[START Raw data]

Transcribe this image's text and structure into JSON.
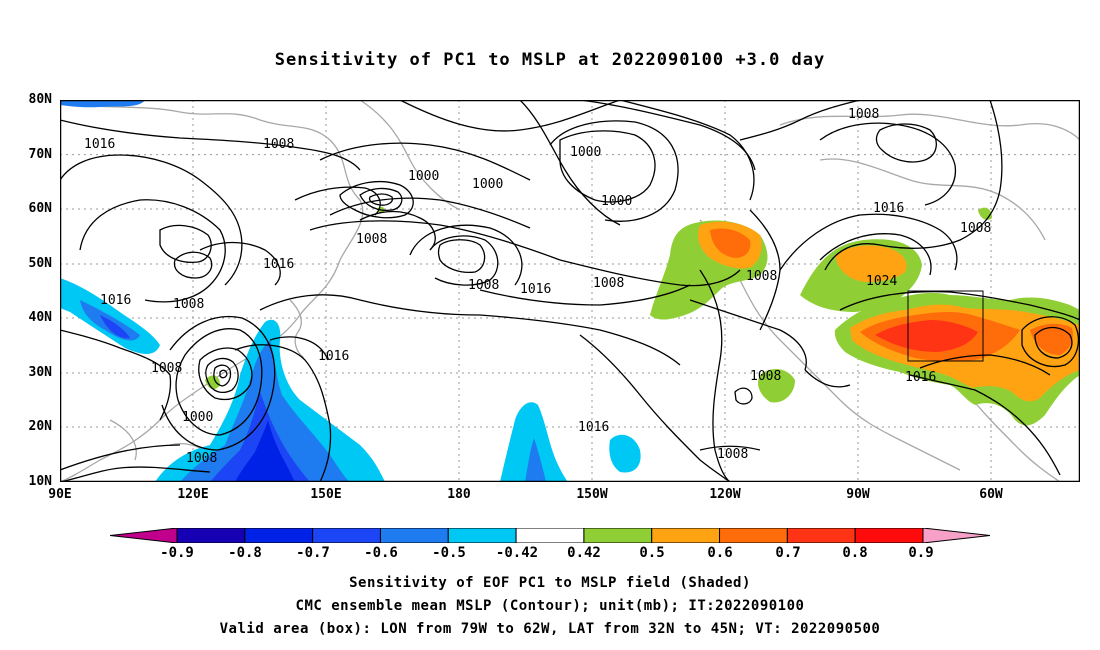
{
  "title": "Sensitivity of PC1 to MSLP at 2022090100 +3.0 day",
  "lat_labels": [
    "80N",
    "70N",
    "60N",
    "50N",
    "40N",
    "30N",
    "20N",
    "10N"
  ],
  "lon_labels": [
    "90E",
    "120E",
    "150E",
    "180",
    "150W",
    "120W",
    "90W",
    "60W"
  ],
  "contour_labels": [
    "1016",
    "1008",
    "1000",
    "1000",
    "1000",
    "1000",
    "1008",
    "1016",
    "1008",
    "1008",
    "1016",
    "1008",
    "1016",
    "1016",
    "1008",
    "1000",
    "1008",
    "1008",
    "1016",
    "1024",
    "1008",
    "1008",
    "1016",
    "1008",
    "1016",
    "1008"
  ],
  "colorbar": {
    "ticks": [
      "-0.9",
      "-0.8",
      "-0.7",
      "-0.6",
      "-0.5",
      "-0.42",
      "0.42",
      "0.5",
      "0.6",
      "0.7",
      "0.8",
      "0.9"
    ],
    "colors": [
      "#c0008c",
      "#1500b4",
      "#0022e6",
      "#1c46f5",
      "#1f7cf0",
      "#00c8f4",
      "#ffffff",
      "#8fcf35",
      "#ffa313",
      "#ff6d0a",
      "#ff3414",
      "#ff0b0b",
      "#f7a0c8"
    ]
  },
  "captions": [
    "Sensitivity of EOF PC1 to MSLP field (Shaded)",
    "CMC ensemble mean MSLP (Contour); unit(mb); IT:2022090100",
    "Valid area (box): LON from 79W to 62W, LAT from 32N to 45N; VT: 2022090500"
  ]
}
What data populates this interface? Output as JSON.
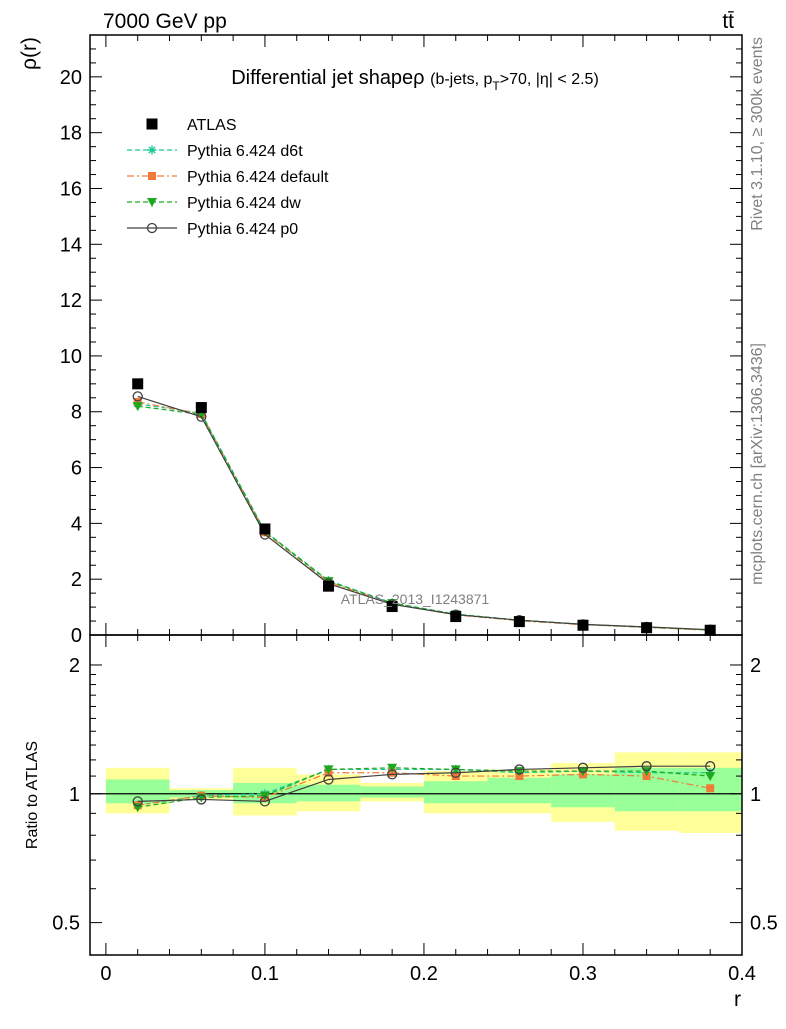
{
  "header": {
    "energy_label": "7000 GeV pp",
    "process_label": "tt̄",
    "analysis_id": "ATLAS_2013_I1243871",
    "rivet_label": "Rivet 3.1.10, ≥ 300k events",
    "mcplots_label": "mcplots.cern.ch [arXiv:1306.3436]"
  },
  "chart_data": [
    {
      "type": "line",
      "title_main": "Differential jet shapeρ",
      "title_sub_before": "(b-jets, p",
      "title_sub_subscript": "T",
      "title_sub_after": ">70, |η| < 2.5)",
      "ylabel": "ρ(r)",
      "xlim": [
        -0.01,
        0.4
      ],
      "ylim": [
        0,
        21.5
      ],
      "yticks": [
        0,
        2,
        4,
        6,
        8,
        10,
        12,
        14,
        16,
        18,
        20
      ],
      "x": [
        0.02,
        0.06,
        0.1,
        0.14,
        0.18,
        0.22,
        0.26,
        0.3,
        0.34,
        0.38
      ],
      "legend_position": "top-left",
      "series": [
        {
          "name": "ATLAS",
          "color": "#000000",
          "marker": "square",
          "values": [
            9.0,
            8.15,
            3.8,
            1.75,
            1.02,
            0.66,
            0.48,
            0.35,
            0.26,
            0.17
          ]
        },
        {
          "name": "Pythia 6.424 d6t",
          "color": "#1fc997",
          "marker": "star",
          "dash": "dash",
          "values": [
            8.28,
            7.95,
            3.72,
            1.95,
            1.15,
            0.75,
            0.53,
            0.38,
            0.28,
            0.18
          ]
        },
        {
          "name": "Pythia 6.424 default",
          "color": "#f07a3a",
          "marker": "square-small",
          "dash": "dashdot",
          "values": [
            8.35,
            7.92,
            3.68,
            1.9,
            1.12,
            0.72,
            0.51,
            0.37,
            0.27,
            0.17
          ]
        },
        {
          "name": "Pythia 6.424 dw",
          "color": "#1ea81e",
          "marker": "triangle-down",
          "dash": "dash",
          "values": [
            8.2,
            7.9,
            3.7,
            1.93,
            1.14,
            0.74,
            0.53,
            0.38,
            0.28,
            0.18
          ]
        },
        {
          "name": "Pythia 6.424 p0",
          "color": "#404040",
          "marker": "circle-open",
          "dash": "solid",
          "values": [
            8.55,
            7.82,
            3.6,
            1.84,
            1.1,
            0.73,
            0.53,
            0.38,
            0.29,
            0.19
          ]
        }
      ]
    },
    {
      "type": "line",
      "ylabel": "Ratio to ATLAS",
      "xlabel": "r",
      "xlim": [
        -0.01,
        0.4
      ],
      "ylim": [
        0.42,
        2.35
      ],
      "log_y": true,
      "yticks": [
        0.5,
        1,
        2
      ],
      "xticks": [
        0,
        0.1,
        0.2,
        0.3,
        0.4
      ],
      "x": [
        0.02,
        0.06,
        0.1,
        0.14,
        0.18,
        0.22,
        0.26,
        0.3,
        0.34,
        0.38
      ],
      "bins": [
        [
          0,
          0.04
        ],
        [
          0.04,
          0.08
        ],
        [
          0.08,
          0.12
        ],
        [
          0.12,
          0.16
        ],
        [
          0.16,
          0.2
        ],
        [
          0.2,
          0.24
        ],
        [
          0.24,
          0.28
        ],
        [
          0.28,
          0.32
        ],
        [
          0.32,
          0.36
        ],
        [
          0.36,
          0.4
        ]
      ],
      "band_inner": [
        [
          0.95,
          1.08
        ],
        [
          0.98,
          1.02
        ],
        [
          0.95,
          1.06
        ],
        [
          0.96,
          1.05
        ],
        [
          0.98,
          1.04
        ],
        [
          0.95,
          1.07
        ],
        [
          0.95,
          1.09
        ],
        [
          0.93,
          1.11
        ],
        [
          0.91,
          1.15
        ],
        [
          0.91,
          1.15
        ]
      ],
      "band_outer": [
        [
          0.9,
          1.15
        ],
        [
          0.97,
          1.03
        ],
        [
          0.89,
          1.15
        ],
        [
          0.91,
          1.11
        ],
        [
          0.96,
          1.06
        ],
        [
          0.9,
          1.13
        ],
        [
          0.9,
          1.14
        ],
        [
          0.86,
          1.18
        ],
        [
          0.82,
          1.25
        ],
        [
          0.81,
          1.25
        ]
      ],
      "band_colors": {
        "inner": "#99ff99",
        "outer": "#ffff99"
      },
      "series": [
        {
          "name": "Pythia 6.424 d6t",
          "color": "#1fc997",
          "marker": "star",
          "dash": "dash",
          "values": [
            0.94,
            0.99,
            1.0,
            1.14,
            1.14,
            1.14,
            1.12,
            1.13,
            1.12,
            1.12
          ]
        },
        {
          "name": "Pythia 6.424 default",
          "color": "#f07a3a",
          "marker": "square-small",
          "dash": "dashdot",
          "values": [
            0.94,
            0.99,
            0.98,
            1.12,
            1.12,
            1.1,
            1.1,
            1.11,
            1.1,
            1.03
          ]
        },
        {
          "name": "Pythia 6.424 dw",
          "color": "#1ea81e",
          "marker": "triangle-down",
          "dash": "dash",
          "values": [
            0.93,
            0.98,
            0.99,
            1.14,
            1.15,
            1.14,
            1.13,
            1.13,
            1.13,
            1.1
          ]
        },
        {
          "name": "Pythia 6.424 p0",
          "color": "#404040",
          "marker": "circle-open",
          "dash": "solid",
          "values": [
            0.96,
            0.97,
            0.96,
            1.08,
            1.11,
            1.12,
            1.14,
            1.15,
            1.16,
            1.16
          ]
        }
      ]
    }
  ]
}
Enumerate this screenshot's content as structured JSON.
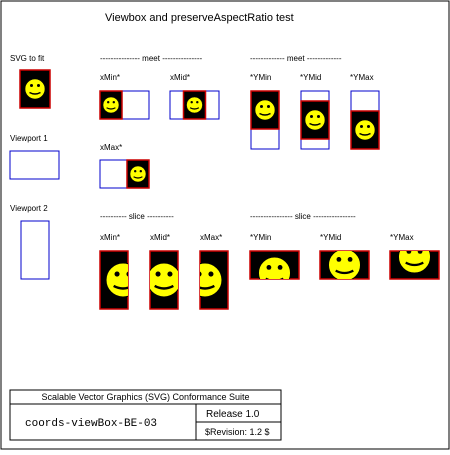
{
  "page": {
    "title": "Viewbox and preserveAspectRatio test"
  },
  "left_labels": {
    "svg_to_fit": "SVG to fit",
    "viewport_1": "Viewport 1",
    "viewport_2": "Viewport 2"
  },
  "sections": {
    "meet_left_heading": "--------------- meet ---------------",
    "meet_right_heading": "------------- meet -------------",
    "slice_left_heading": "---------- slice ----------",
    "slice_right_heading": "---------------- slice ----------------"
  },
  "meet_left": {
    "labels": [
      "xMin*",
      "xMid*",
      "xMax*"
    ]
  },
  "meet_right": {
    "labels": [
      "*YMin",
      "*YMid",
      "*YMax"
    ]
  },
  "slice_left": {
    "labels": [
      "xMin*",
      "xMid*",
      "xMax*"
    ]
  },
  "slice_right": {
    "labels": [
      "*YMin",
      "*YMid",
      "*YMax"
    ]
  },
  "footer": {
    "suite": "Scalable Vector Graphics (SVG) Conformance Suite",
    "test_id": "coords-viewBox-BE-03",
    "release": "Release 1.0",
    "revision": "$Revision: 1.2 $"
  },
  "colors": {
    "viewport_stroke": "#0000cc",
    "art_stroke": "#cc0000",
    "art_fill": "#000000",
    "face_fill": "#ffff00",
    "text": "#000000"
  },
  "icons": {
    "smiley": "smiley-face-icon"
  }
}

[END Raw data]

- _What you should do_: Search the data for "text". Copy every matching line.

- _Solution to this exercise_:
Transcribe this image's text and structure into JSON.
    "text": "#000000"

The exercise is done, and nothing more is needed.